_Exercise description_.
Where a line of the material contains the string "South", copy that line.

(Stored items)
[Start]

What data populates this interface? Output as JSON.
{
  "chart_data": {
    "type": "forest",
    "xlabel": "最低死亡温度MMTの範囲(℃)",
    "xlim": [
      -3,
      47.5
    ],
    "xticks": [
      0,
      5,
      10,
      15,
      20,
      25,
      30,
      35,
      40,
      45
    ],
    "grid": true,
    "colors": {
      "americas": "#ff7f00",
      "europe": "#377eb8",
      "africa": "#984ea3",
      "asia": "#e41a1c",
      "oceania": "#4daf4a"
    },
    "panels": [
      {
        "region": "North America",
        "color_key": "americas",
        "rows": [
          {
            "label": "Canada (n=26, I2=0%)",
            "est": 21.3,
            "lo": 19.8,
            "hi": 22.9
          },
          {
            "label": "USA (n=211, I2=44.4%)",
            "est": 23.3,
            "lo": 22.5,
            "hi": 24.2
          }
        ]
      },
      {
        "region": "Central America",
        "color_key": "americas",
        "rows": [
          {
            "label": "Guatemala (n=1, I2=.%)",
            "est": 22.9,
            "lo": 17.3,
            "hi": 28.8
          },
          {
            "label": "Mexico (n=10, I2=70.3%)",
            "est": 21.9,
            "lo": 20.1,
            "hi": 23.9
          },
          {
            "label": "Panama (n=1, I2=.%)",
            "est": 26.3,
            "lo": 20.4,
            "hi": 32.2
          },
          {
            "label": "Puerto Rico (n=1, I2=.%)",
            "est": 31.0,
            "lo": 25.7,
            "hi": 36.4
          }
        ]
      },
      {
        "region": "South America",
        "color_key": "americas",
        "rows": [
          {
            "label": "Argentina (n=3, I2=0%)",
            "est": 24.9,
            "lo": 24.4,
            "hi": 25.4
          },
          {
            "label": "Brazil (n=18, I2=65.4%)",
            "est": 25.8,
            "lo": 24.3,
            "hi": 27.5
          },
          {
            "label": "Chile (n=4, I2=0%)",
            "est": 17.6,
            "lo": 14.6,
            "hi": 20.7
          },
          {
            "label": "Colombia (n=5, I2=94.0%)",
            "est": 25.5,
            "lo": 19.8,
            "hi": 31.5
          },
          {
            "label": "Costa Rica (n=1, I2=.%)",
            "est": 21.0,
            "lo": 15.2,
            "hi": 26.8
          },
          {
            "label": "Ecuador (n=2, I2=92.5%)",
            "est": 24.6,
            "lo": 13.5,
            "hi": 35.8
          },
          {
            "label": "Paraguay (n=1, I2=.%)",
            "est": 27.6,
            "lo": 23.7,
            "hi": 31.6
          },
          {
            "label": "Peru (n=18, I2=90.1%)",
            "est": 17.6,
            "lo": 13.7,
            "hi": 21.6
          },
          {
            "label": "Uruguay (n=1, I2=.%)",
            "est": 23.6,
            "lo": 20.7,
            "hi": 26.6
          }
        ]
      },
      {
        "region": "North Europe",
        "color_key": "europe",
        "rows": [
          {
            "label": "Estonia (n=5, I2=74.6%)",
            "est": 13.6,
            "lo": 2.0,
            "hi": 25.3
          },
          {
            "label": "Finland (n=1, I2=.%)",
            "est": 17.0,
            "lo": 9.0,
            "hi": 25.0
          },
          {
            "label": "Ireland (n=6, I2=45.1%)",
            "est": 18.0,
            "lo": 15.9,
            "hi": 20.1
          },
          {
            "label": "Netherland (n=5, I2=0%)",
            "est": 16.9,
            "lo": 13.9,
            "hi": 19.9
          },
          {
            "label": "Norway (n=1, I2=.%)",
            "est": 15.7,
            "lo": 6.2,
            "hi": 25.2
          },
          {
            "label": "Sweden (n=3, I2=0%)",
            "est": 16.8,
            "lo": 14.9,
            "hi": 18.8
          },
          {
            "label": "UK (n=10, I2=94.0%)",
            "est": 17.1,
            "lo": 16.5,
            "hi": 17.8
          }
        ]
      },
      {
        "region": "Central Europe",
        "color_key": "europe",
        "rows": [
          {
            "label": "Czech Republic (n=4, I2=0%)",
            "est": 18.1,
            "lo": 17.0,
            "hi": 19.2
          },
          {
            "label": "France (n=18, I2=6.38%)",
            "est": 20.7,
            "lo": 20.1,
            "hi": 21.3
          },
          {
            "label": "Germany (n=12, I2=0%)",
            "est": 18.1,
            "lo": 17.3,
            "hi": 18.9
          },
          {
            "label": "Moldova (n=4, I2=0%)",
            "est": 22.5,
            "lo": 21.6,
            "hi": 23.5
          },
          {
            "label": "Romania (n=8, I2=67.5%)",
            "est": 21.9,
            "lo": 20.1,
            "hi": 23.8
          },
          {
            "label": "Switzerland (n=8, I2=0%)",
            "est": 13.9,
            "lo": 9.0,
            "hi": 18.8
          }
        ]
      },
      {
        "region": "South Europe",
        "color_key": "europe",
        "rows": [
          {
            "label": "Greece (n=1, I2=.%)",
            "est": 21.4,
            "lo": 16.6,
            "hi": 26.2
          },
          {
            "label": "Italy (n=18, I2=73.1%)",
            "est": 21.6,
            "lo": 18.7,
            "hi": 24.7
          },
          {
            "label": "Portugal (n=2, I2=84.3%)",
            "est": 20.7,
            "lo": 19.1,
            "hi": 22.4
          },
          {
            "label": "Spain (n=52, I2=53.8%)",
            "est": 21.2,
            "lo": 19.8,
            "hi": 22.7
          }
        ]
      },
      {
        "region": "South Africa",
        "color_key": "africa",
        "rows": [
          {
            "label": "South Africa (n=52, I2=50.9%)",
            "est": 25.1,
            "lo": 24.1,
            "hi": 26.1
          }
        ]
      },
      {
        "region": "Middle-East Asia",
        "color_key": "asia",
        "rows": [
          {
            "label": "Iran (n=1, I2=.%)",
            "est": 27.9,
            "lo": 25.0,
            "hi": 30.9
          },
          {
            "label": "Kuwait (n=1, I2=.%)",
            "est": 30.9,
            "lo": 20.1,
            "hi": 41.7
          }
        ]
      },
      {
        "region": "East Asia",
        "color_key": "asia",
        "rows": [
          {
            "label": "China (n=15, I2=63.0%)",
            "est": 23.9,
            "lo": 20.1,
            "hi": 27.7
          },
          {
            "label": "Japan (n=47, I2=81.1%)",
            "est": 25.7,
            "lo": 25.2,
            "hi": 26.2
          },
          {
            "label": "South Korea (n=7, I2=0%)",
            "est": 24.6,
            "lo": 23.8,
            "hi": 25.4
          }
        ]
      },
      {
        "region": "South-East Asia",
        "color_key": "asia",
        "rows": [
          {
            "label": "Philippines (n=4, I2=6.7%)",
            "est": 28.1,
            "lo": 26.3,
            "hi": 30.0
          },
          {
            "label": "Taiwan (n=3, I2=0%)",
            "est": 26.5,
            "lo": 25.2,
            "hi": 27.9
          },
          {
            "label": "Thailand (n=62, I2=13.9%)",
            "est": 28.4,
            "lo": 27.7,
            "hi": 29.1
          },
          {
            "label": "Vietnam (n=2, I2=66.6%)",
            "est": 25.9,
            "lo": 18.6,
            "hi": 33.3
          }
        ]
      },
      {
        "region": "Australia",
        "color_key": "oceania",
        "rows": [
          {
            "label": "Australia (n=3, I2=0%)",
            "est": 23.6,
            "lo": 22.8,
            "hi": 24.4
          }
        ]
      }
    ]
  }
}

[End]

_Written response_.
        "region": "South America",
        "region": "South Europe",
        "region": "South Africa",
            "label": "South Africa (n=52, I2=50.9%)",
            "label": "South Korea (n=7, I2=0%)",
        "region": "South-East Asia",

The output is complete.